» WRITTEN PROBLEM
Find the lines containing "douche" and say how many there are, with no other words.

» DATA FOR THIS EXERCISE
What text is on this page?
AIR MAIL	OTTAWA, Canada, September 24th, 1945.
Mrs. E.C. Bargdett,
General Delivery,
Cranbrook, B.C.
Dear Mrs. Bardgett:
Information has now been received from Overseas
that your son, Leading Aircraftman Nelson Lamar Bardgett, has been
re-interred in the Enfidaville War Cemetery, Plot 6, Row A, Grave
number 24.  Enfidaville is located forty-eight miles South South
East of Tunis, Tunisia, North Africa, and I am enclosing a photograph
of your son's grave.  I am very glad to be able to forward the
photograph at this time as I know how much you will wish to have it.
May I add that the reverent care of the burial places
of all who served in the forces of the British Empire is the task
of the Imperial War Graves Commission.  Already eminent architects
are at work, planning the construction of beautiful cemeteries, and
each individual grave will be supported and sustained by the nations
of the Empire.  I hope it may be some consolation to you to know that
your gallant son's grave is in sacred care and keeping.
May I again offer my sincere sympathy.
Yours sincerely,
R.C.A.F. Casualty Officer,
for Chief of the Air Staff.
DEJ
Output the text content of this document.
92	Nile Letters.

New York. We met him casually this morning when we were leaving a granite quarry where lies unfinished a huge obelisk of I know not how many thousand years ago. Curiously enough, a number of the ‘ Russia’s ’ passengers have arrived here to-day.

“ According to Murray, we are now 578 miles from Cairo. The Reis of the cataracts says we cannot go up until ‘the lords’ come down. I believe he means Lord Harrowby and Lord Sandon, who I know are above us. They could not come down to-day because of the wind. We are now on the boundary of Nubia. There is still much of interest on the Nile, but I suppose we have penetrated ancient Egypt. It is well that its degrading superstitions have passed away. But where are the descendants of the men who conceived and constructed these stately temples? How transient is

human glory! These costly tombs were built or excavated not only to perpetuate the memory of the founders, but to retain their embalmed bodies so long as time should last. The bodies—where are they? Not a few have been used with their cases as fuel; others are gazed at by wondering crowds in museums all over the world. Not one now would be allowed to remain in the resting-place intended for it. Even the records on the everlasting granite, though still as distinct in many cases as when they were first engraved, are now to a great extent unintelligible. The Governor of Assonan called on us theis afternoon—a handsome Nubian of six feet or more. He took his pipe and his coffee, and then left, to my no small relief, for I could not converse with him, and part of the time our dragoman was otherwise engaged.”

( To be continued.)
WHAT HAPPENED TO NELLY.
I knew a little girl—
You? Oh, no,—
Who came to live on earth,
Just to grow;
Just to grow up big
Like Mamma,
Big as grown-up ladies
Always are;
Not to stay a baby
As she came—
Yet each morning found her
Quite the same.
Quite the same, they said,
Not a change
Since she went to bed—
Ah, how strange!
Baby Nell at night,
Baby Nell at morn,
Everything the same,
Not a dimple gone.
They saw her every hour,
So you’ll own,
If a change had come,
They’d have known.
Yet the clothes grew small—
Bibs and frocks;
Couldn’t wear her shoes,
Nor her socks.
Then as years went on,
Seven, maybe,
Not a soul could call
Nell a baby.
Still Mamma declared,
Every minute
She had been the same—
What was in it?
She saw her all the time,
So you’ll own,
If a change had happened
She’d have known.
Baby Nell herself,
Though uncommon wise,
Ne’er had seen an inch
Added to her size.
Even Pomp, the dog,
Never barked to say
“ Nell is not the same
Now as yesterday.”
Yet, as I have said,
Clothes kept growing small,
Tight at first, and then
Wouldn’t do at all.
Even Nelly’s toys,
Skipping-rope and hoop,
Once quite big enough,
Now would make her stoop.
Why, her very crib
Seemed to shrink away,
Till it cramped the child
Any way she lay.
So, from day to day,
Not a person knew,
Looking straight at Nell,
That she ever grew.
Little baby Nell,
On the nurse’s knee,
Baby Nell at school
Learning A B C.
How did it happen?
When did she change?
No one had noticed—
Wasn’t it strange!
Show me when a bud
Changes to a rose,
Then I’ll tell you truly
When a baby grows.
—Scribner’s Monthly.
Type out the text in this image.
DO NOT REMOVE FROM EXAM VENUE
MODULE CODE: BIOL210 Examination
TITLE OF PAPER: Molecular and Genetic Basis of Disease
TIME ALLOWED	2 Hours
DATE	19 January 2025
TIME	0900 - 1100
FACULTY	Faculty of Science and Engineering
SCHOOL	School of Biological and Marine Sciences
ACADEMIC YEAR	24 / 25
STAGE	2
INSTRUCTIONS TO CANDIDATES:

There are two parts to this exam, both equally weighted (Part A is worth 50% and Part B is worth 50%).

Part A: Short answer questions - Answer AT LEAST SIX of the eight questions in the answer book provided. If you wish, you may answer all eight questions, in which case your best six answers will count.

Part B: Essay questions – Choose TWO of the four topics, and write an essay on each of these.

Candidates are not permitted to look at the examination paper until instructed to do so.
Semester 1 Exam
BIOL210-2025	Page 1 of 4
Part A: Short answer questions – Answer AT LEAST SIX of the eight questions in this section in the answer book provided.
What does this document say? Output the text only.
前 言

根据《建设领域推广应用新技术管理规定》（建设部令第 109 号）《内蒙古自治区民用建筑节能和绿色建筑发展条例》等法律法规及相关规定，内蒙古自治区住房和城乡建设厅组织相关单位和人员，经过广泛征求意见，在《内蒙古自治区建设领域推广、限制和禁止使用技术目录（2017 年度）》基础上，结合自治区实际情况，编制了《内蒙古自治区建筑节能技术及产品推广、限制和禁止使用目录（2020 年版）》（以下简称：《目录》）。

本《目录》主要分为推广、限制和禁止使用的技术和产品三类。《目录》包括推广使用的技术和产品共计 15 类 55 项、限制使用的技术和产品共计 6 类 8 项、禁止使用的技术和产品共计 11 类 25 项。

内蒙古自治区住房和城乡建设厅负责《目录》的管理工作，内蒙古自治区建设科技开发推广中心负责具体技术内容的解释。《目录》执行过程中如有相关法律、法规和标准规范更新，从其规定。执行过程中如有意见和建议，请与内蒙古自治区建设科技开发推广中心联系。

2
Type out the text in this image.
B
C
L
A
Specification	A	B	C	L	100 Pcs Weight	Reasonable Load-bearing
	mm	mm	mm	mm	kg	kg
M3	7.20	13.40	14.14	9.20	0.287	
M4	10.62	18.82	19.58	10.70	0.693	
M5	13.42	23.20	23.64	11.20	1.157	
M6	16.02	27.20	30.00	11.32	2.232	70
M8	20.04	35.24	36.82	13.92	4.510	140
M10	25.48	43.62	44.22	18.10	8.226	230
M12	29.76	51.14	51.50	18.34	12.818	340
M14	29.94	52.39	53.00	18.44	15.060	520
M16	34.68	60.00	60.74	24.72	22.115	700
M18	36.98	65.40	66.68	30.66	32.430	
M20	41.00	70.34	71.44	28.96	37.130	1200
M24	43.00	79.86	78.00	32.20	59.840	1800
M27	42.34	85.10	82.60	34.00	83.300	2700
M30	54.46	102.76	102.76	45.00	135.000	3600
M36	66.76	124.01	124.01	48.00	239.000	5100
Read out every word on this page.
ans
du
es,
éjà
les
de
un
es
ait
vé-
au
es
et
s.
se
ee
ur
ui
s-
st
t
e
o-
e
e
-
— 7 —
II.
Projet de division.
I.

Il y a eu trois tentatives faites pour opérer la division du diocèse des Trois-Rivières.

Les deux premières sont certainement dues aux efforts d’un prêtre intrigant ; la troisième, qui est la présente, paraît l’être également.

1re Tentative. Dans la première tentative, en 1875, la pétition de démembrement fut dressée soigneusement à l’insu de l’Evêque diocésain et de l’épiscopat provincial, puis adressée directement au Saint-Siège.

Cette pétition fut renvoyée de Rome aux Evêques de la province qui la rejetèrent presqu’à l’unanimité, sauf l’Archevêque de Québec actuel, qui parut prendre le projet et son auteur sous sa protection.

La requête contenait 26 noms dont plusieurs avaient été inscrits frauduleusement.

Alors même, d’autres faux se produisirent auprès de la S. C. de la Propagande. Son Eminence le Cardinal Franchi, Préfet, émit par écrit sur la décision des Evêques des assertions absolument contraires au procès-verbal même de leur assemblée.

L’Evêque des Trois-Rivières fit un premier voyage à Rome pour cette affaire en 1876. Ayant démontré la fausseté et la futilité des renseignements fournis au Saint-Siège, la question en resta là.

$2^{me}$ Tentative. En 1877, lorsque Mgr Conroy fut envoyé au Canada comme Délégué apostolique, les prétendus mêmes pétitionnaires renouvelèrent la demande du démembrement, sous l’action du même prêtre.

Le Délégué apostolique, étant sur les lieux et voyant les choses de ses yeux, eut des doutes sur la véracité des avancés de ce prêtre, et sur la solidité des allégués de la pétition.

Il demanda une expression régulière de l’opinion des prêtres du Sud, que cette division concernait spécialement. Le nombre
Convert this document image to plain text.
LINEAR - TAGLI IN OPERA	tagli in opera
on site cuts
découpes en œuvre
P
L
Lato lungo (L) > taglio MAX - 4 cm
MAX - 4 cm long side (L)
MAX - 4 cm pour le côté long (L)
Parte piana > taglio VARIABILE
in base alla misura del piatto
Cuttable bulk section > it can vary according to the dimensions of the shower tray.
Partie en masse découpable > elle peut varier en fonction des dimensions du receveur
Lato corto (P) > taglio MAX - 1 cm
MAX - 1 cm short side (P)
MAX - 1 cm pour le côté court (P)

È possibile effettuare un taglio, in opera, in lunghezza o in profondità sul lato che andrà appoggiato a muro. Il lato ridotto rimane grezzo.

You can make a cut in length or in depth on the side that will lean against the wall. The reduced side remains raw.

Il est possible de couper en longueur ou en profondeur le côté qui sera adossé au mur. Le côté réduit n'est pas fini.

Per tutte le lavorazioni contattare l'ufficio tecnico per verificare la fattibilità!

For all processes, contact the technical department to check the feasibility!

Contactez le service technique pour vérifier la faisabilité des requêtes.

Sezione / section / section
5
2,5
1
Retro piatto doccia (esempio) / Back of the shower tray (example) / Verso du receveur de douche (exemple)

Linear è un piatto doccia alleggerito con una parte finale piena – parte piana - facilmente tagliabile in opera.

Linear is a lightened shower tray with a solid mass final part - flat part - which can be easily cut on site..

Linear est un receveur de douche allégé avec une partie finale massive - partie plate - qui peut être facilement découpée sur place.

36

» SOLUTION TO THE EXERCISE
2